:: Task instructions ::
Look for the word "Italy" in the entries below, then copy every line that has it.

:: Dataset records ::
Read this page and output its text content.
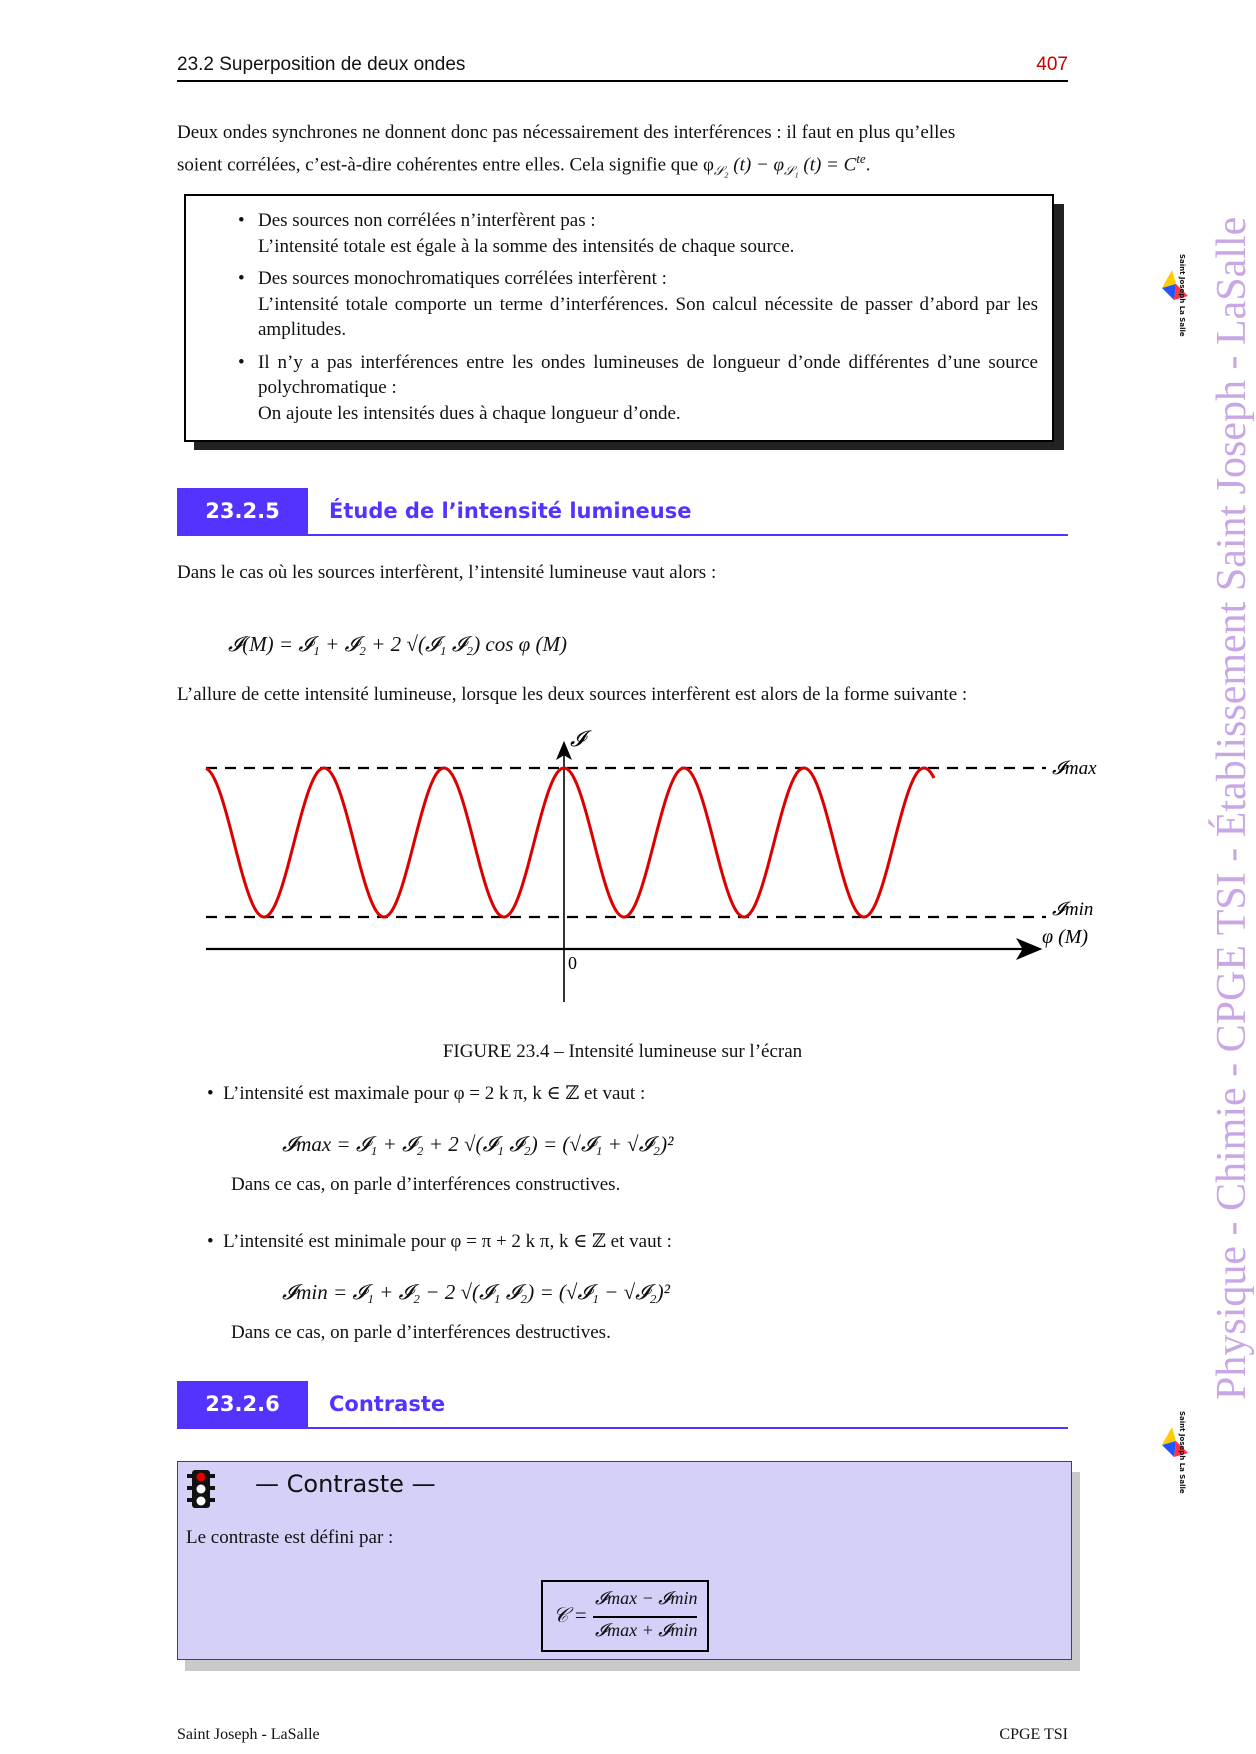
23.2 Superposition de deux ondes	407
Deux ondes synchrones ne donnent donc pas nécessairement des interférences : il faut en plus qu’elles
soient corrélées, c’est-à-dire cohérentes entre elles. Cela signifie que $\varphi_{𝒮_2}$ $(t) - \varphi_{𝒮_1}$ $(t) = C^{te}$.
• Des sources non corrélées n’interfèrent pas :
L’intensité totale est égale à la somme des intensités de chaque source.
• Des sources monochromatiques corrélées interfèrent :
L’intensité totale comporte un terme d’interférences. Son calcul nécessite de passer d’abord par les amplitudes.
• Il n’y a pas interférences entre les ondes lumineuses de longueur d’onde différentes d’une source polychromatique :
On ajoute les intensités dues à chaque longueur d’onde.
23.2.5	Étude de l’intensité lumineuse
Dans le cas où les sources interfèrent, l’intensité lumineuse vaut alors :
𝓘(M) = 𝓘₁ + 𝓘₂ + 2 √(𝓘₁ 𝓘₂) cos φ (M)
L’allure de cette intensité lumineuse, lorsque les deux sources interfèrent est alors de la forme suivante :
𝓘
𝓘max
𝓘min
φ (M)
0
FIGURE 23.4 – Intensité lumineuse sur l’écran
•  L’intensité est maximale pour φ = 2 k π, k ∈ ℤ et vaut :
𝓘max = 𝓘₁ + 𝓘₂ + 2 √(𝓘₁ 𝓘₂) = (√𝓘₁ + √𝓘₂)²
Dans ce cas, on parle d’interférences constructives.
•  L’intensité est minimale pour φ = π + 2 k π, k ∈ ℤ et vaut :
𝓘min = 𝓘₁ + 𝓘₂ − 2 √(𝓘₁ 𝓘₂) = (√𝓘₁ − √𝓘₂)²
Dans ce cas, on parle d’interférences destructives.
23.2.6	Contraste
— Contraste —
Le contraste est défini par :
𝒞 =
𝓘max − 𝓘min
𝓘max + 𝓘min
Physique - Chimie - CPGE TSI - Établissement Saint Joseph - LaSalle
Saint Joseph La Salle
Saint Joseph La Salle
Saint Joseph - LaSalle	CPGE TSI
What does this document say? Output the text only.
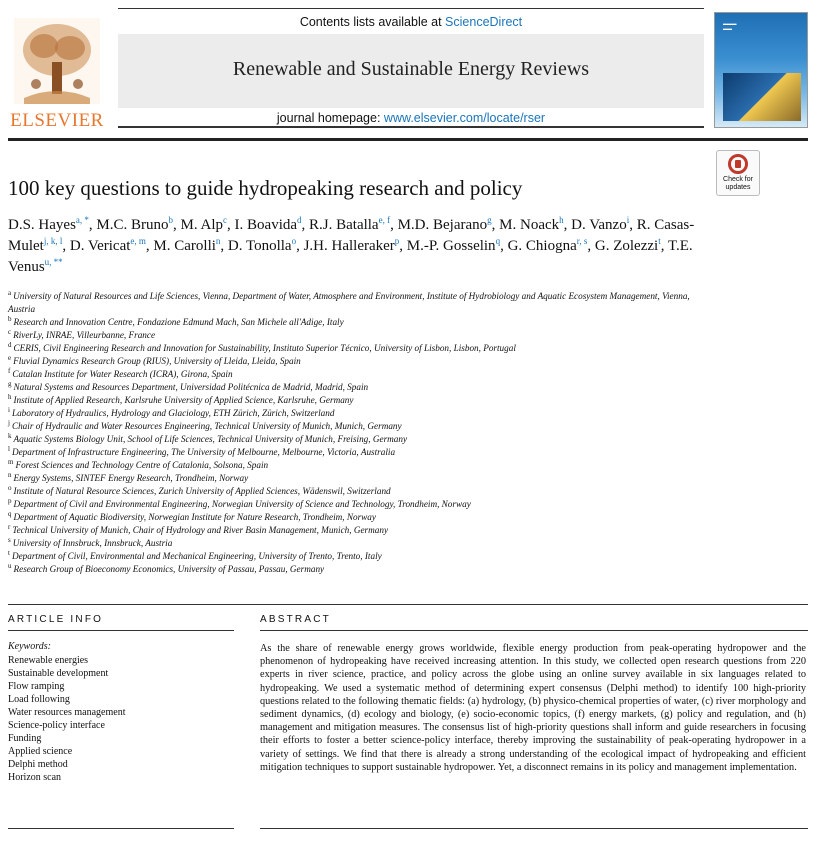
ELSEVIER
Contents lists available at ScienceDirect
Renewable and Sustainable Energy Reviews
journal homepage: www.elsevier.com/locate/rser
▬▬▬
▬▬
Check for updates
100 key questions to guide hydropeaking research and policy
D.S. Hayes$^{a, *}$, M.C. Bruno$^b$, M. Alp$^c$, I. Boavida$^d$, R.J. Batalla$^{e, f}$, M.D. Bejarano$^g$, M. Noack$^h$, D. Vanzo$^i$, R. Casas-Mulet$^{j, k, l}$, D. Vericat$^{e, m}$, M. Carolli$^n$, D. Tonolla$^o$, J.H. Halleraker$^p$, M.-P. Gosselin$^q$, G. Chiogna$^{r, s}$, G. Zolezzi$^t$, T.E. Venus$^{u, **}$
$^a$ University of Natural Resources and Life Sciences, Vienna, Department of Water, Atmosphere and Environment, Institute of Hydrobiology and Aquatic Ecosystem Management, Vienna, Austria
$^b$ Research and Innovation Centre, Fondazione Edmund Mach, San Michele all'Adige, Italy
$^c$ RiverLy, INRAE, Villeurbanne, France
$^d$ CERIS, Civil Engineering Research and Innovation for Sustainability, Instituto Superior Técnico, University of Lisbon, Lisbon, Portugal
$^e$ Fluvial Dynamics Research Group (RIUS), University of Lleida, Lleida, Spain
$^f$ Catalan Institute for Water Research (ICRA), Girona, Spain
$^g$ Natural Systems and Resources Department, Universidad Politécnica de Madrid, Madrid, Spain
$^h$ Institute of Applied Research, Karlsruhe University of Applied Science, Karlsruhe, Germany
$^i$ Laboratory of Hydraulics, Hydrology and Glaciology, ETH Zürich, Zürich, Switzerland
$^j$ Chair of Hydraulic and Water Resources Engineering, Technical University of Munich, Munich, Germany
$^k$ Aquatic Systems Biology Unit, School of Life Sciences, Technical University of Munich, Freising, Germany
$^l$ Department of Infrastructure Engineering, The University of Melbourne, Melbourne, Victoria, Australia
$^m$ Forest Sciences and Technology Centre of Catalonia, Solsona, Spain
$^n$ Energy Systems, SINTEF Energy Research, Trondheim, Norway
$^o$ Institute of Natural Resource Sciences, Zurich University of Applied Sciences, Wädenswil, Switzerland
$^p$ Department of Civil and Environmental Engineering, Norwegian University of Science and Technology, Trondheim, Norway
$^q$ Department of Aquatic Biodiversity, Norwegian Institute for Nature Research, Trondheim, Norway
$^r$ Technical University of Munich, Chair of Hydrology and River Basin Management, Munich, Germany
$^s$ University of Innsbruck, Innsbruck, Austria
$^t$ Department of Civil, Environmental and Mechanical Engineering, University of Trento, Trento, Italy
$^u$ Research Group of Bioeconomy Economics, University of Passau, Passau, Germany
ARTICLE INFO
Keywords:
Renewable energies
Sustainable development
Flow ramping
Load following
Water resources management
Science-policy interface
Funding
Applied science
Delphi method
Horizon scan
ABSTRACT
As the share of renewable energy grows worldwide, flexible energy production from peak-operating hydropower and the phenomenon of hydropeaking have received increasing attention. In this study, we collected open research questions from 220 experts in river science, practice, and policy across the globe using an online survey available in six languages related to hydropeaking. We used a systematic method of determining expert consensus (Delphi method) to identify 100 high-priority questions related to the following thematic fields: (a) hydrology, (b) physico-chemical properties of water, (c) river morphology and sediment dynamics, (d) ecology and biology, (e) socio-economic topics, (f) energy markets, (g) policy and regulation, and (h) management and mitigation measures. The consensus list of high-priority questions shall inform and guide researchers in focusing their efforts to foster a better science-policy interface, thereby improving the sustainability of peak-operating hydropower in a variety of settings. We find that there is already a strong understanding of the ecological impact of hydropeaking and efficient mitigation techniques to support sustainable hydropower. Yet, a disconnect remains in its policy and management implementation.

:: Exercise result ::
$^b$ Research and Innovation Centre, Fondazione Edmund Mach, San Michele all'Adige, Italy
$^t$ Department of Civil, Environmental and Mechanical Engineering, University of Trento, Trento, Italy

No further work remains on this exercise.